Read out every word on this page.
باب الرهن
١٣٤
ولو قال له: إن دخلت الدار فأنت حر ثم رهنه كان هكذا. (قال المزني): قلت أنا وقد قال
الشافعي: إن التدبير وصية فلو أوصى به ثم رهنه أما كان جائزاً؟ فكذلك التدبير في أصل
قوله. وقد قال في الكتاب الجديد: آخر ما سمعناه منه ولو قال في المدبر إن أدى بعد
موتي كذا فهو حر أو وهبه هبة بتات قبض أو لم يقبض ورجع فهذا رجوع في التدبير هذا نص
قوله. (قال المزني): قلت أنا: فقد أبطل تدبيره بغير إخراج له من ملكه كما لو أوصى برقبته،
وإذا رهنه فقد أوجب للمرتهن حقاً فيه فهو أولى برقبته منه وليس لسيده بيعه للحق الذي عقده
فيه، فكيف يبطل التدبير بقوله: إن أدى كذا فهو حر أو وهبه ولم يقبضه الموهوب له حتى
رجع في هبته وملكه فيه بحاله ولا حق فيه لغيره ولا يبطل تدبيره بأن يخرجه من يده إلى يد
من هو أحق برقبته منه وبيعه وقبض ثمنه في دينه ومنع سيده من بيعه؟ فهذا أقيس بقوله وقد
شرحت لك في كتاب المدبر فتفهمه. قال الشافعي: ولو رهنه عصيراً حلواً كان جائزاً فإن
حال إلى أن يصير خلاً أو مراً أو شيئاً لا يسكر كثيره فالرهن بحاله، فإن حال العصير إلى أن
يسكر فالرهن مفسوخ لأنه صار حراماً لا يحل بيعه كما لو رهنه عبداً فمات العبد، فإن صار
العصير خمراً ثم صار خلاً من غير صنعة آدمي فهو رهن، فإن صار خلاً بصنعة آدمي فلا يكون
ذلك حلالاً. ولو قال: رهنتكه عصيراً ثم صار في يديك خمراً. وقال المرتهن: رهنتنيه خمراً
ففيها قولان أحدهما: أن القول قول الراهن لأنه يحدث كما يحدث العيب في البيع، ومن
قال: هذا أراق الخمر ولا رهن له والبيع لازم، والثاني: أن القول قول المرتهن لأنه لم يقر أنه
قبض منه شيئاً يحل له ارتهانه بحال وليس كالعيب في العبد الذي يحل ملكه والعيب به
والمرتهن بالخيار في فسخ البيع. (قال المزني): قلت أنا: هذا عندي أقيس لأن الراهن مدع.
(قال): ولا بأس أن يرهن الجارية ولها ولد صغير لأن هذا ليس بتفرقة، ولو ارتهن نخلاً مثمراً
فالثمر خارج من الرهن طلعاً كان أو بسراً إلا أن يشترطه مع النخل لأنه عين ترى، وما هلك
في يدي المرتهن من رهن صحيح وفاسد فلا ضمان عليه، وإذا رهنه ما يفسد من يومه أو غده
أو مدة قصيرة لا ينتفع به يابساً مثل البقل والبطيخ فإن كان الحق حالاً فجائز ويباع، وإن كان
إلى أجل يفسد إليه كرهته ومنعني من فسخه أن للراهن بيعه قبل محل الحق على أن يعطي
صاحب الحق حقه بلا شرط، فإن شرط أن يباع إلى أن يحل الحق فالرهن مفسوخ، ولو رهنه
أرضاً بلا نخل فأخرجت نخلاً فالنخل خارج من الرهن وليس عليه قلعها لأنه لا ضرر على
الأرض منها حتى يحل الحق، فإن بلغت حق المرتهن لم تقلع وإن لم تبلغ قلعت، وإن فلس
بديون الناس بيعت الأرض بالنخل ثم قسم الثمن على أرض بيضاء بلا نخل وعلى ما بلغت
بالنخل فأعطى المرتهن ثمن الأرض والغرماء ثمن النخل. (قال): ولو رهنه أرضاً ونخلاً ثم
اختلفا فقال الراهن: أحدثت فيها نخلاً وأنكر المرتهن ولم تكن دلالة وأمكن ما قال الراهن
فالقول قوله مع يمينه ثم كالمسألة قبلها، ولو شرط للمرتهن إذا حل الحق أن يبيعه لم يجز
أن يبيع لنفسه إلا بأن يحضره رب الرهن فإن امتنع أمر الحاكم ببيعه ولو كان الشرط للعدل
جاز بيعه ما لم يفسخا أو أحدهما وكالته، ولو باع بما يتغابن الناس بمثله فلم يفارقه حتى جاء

PROBLEM TO SOLVE: Looking at the entries above, say how many lines contain the word "بحاله". Only the number is wanted.

THE RESPONSE: 2